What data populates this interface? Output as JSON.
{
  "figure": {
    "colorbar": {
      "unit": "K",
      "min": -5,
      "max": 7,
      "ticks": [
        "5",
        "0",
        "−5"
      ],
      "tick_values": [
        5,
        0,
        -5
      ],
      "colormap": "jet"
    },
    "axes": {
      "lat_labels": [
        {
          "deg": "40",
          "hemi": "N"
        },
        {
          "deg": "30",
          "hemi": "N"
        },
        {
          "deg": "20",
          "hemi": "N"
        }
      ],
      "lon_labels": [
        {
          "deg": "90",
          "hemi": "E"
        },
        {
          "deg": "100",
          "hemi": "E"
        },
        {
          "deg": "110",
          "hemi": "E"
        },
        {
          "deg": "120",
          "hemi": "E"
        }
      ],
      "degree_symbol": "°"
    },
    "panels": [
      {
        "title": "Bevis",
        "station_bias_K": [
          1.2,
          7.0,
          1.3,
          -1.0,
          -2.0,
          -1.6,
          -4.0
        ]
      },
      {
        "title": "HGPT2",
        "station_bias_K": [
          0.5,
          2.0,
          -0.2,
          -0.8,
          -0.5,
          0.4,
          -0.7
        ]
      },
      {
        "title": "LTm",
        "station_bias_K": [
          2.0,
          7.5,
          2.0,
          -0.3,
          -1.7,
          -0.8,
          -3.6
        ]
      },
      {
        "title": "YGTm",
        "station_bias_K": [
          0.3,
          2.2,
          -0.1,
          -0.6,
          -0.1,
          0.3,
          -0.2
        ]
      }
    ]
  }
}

● EXERCISE GOAL
Reproduce the full listing above, character for character.

● TASK SOLUTION
What data populates this interface? Output as JSON.
{
  "figure": {
    "colorbar": {
      "unit": "K",
      "min": -5,
      "max": 7,
      "ticks": [
        "5",
        "0",
        "−5"
      ],
      "tick_values": [
        5,
        0,
        -5
      ],
      "colormap": "jet"
    },
    "axes": {
      "lat_labels": [
        {
          "deg": "40",
          "hemi": "N"
        },
        {
          "deg": "30",
          "hemi": "N"
        },
        {
          "deg": "20",
          "hemi": "N"
        }
      ],
      "lon_labels": [
        {
          "deg": "90",
          "hemi": "E"
        },
        {
          "deg": "100",
          "hemi": "E"
        },
        {
          "deg": "110",
          "hemi": "E"
        },
        {
          "deg": "120",
          "hemi": "E"
        }
      ],
      "degree_symbol": "°"
    },
    "panels": [
      {
        "title": "Bevis",
        "station_bias_K": [
          1.2,
          7.0,
          1.3,
          -1.0,
          -2.0,
          -1.6,
          -4.0
        ]
      },
      {
        "title": "HGPT2",
        "station_bias_K": [
          0.5,
          2.0,
          -0.2,
          -0.8,
          -0.5,
          0.4,
          -0.7
        ]
      },
      {
        "title": "LTm",
        "station_bias_K": [
          2.0,
          7.5,
          2.0,
          -0.3,
          -1.7,
          -0.8,
          -3.6
        ]
      },
      {
        "title": "YGTm",
        "station_bias_K": [
          0.3,
          2.2,
          -0.1,
          -0.6,
          -0.1,
          0.3,
          -0.2
        ]
      }
    ]
  }
}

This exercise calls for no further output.